• EXERCISE DESCRIPTION
Write out every one of the entries below line for line, changing nothing.

• INFORMATION SHOWN
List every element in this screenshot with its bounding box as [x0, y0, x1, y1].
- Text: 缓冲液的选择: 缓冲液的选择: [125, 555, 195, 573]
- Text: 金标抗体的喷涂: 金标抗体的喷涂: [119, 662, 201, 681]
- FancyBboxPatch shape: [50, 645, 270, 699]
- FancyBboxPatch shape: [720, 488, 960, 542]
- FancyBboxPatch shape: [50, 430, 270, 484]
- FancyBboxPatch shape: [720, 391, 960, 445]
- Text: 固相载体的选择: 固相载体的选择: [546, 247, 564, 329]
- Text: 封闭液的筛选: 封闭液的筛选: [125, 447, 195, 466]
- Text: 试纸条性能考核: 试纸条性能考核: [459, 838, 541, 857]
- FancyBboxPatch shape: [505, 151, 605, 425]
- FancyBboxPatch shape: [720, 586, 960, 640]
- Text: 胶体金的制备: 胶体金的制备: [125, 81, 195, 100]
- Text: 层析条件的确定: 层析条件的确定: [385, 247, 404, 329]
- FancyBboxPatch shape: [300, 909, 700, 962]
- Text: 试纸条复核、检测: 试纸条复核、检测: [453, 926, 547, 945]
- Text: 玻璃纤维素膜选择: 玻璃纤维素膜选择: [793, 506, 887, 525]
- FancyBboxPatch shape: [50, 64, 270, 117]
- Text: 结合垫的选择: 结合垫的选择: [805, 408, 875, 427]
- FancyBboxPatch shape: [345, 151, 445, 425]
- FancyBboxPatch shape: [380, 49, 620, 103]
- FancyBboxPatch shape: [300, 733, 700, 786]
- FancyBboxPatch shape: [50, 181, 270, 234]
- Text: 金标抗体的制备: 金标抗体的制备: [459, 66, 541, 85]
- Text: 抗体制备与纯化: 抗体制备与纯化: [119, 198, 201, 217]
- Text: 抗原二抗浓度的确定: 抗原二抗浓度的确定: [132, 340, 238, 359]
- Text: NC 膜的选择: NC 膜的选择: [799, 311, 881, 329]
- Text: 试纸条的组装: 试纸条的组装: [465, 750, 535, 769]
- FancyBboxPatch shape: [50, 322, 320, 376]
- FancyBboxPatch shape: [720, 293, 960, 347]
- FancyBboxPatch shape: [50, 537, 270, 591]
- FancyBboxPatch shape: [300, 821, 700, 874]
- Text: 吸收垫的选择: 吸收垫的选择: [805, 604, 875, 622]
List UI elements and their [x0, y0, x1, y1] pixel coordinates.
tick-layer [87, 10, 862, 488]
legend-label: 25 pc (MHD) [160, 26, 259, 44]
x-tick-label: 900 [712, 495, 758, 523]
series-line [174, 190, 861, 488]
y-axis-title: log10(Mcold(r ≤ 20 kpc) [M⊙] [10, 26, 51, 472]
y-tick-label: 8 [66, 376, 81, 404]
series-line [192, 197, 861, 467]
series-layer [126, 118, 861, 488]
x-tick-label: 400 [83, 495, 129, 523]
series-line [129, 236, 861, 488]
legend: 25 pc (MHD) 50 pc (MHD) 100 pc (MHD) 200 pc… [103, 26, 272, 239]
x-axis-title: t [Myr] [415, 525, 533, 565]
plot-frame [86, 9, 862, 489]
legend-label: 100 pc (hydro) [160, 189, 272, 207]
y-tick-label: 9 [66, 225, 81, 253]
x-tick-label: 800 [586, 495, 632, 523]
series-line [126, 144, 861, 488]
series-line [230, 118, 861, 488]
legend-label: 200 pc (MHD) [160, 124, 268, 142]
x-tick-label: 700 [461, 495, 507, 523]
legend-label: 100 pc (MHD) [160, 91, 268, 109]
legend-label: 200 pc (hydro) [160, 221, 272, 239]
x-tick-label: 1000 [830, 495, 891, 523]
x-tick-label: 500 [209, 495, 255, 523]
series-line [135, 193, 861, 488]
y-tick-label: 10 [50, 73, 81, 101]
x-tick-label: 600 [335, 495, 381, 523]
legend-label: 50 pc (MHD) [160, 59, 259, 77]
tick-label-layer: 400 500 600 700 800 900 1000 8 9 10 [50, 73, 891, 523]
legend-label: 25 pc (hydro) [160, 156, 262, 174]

• EXERCISE SOLUTION
List every element in this screenshot with its bounding box as [x0, y0, x1, y1].
- Text: 缓冲液的选择: 缓冲液的选择: [125, 555, 195, 573]
- Text: 金标抗体的喷涂: 金标抗体的喷涂: [119, 662, 201, 681]
- FancyBboxPatch shape: [50, 645, 270, 699]
- FancyBboxPatch shape: [720, 488, 960, 542]
- FancyBboxPatch shape: [50, 430, 270, 484]
- FancyBboxPatch shape: [720, 391, 960, 445]
- Text: 固相载体的选择: 固相载体的选择: [546, 247, 564, 329]
- Text: 封闭液的筛选: 封闭液的筛选: [125, 447, 195, 466]
- Text: 试纸条性能考核: 试纸条性能考核: [459, 838, 541, 857]
- FancyBboxPatch shape: [505, 151, 605, 425]
- FancyBboxPatch shape: [720, 586, 960, 640]
- Text: 胶体金的制备: 胶体金的制备: [125, 81, 195, 100]
- Text: 层析条件的确定: 层析条件的确定: [385, 247, 404, 329]
- FancyBboxPatch shape: [300, 909, 700, 962]
- Text: 试纸条复核、检测: 试纸条复核、检测: [453, 926, 547, 945]
- Text: 玻璃纤维素膜选择: 玻璃纤维素膜选择: [793, 506, 887, 525]
- FancyBboxPatch shape: [50, 64, 270, 117]
- Text: 结合垫的选择: 结合垫的选择: [805, 408, 875, 427]
- FancyBboxPatch shape: [345, 151, 445, 425]
- FancyBboxPatch shape: [380, 49, 620, 103]
- FancyBboxPatch shape: [300, 733, 700, 786]
- FancyBboxPatch shape: [50, 181, 270, 234]
- Text: 金标抗体的制备: 金标抗体的制备: [459, 66, 541, 85]
- Text: 抗体制备与纯化: 抗体制备与纯化: [119, 198, 201, 217]
- Text: 抗原二抗浓度的确定: 抗原二抗浓度的确定: [132, 340, 238, 359]
- Text: NC 膜的选择: NC 膜的选择: [799, 311, 881, 329]
- Text: 试纸条的组装: 试纸条的组装: [465, 750, 535, 769]
- FancyBboxPatch shape: [50, 322, 320, 376]
- FancyBboxPatch shape: [720, 293, 960, 347]
- FancyBboxPatch shape: [50, 537, 270, 591]
- FancyBboxPatch shape: [300, 821, 700, 874]
- Text: 吸收垫的选择: 吸收垫的选择: [805, 604, 875, 622]
List UI elements and their [x0, y0, x1, y1] pixel coordinates.
tick-layer [87, 10, 862, 488]
legend-label: 25 pc (MHD) [160, 26, 259, 44]
x-tick-label: 900 [712, 495, 758, 523]
series-line [174, 190, 861, 488]
y-axis-title: log10(Mcold(r ≤ 20 kpc) [M⊙] [10, 26, 51, 472]
y-tick-label: 8 [66, 376, 81, 404]
series-line [192, 197, 861, 467]
series-layer [126, 118, 861, 488]
x-tick-label: 400 [83, 495, 129, 523]
series-line [129, 236, 861, 488]
legend: 25 pc (MHD) 50 pc (MHD) 100 pc (MHD) 200 pc… [103, 26, 272, 239]
x-axis-title: t [Myr] [415, 525, 533, 565]
plot-frame [86, 9, 862, 489]
legend-label: 100 pc (hydro) [160, 189, 272, 207]
y-tick-label: 9 [66, 225, 81, 253]
x-tick-label: 800 [586, 495, 632, 523]
series-line [126, 144, 861, 488]
series-line [230, 118, 861, 488]
legend-label: 200 pc (MHD) [160, 124, 268, 142]
x-tick-label: 700 [461, 495, 507, 523]
legend-label: 100 pc (MHD) [160, 91, 268, 109]
legend-label: 200 pc (hydro) [160, 221, 272, 239]
x-tick-label: 1000 [830, 495, 891, 523]
x-tick-label: 500 [209, 495, 255, 523]
series-line [135, 193, 861, 488]
y-tick-label: 10 [50, 73, 81, 101]
x-tick-label: 600 [335, 495, 381, 523]
legend-label: 50 pc (MHD) [160, 59, 259, 77]
tick-label-layer: 400 500 600 700 800 900 1000 8 9 10 [50, 73, 891, 523]
legend-label: 25 pc (hydro) [160, 156, 262, 174]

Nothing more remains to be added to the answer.